EXERCISE BRIEF - Which lines of the records contain the word "wheat"? Show each of them.

(Source data)
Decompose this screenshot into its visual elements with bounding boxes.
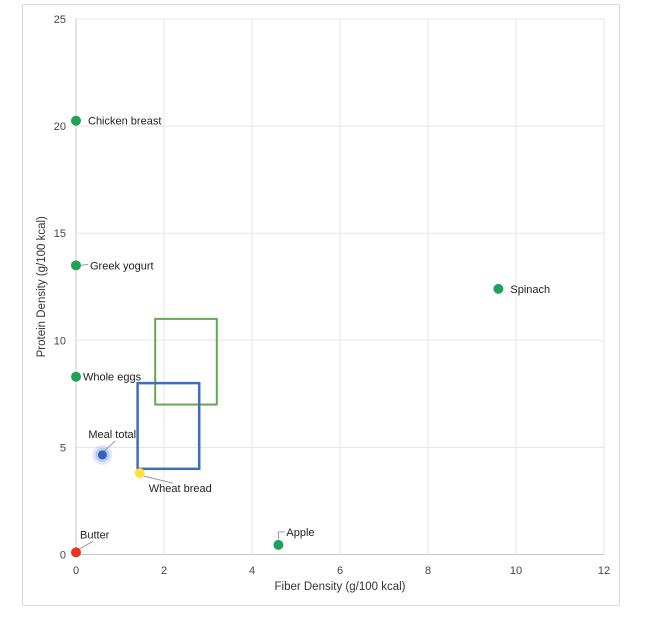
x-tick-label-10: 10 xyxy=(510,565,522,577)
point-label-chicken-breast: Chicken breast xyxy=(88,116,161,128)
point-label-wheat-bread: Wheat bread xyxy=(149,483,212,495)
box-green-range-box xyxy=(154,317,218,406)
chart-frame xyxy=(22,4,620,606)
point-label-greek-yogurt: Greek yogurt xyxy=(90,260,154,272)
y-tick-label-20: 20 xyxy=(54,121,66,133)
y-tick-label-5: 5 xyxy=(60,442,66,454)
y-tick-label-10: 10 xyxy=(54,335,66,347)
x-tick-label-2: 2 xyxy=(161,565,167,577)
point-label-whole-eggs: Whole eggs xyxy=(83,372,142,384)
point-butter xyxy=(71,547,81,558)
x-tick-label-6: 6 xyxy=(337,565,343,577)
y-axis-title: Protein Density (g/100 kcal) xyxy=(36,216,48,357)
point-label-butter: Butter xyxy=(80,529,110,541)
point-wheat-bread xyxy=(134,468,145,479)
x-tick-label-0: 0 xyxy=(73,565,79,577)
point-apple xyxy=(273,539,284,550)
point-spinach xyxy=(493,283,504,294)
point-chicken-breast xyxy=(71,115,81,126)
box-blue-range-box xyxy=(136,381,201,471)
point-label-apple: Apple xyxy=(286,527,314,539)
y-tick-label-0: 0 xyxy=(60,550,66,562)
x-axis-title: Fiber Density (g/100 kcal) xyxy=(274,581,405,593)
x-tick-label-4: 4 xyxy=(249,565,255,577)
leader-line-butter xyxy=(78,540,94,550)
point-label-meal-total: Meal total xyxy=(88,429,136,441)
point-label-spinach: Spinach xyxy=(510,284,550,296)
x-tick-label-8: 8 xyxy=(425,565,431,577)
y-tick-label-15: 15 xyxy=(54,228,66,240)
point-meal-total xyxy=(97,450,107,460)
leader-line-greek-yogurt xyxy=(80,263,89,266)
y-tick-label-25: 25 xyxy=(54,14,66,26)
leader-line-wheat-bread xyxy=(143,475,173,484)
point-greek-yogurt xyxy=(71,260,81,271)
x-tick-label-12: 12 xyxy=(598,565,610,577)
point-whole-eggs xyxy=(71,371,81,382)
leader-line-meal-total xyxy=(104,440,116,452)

WRITTEN ANSWER -
point-label-wheat-bread: Wheat bread xyxy=(149,483,212,495)
point-wheat-bread xyxy=(134,468,145,479)
leader-line-wheat-bread xyxy=(143,475,173,484)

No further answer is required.